## TASK TO CARRY OUT
Count lines holding the word "Ferrara". Only the number is wanted.

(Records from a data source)
○ ○ ○ ○
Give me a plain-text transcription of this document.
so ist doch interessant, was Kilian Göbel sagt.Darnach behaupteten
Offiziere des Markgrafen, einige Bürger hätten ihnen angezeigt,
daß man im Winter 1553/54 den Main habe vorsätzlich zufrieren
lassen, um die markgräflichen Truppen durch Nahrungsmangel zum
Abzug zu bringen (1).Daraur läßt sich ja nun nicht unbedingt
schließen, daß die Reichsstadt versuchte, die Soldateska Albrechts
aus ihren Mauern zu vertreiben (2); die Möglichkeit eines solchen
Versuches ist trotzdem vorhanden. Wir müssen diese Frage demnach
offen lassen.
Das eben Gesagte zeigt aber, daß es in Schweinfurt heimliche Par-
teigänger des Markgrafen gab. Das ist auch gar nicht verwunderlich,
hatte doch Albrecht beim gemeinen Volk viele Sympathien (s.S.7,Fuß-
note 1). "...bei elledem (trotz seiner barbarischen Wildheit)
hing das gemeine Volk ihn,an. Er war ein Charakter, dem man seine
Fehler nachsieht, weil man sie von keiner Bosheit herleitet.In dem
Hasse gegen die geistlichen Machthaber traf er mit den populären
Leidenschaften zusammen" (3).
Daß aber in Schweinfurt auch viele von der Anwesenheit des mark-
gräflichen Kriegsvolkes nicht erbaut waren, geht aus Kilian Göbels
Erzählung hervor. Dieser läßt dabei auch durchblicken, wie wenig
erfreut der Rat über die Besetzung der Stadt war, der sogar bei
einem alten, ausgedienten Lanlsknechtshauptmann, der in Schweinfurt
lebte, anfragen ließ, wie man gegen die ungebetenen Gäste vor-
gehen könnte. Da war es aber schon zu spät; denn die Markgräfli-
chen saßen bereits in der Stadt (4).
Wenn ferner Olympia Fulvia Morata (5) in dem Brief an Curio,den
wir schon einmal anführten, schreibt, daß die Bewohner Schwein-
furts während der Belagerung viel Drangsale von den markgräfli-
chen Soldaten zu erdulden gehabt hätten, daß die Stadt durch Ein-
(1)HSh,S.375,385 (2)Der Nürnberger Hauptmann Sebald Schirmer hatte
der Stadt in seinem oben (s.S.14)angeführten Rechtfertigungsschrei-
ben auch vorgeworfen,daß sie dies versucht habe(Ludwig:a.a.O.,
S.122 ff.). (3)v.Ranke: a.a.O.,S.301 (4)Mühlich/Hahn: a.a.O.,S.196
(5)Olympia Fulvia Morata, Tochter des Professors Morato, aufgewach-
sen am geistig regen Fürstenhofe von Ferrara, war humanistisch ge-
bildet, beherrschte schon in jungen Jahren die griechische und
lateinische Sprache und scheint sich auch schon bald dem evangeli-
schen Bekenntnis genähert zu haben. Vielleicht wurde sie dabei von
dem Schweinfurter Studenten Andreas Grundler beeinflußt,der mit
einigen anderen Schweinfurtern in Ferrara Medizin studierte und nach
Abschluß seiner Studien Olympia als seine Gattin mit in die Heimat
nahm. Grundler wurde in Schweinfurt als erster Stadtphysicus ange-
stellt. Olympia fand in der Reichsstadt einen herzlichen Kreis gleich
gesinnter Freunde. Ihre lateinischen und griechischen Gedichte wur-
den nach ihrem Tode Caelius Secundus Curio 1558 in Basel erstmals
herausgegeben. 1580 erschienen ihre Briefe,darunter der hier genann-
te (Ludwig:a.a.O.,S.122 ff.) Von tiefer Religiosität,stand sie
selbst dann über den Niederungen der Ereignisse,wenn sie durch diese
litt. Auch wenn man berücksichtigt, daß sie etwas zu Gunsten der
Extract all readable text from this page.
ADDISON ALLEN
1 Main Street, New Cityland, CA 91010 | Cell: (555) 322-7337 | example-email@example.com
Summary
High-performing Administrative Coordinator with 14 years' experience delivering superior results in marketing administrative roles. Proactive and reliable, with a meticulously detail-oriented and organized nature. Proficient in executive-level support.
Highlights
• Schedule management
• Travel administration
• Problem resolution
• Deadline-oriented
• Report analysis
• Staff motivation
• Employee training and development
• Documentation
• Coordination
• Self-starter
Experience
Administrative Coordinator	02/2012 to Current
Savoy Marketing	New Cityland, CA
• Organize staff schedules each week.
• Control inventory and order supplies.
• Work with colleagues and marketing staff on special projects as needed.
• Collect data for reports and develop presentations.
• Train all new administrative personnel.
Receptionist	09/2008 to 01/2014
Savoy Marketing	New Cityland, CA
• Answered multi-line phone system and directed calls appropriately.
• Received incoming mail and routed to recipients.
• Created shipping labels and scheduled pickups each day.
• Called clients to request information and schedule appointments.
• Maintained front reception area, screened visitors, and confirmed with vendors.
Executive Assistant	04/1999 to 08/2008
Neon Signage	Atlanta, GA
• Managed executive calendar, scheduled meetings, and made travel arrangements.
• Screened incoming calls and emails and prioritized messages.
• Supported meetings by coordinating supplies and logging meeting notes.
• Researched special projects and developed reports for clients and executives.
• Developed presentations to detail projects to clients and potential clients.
○ ○ ○ ○
## EXERCISE RESPONSE
2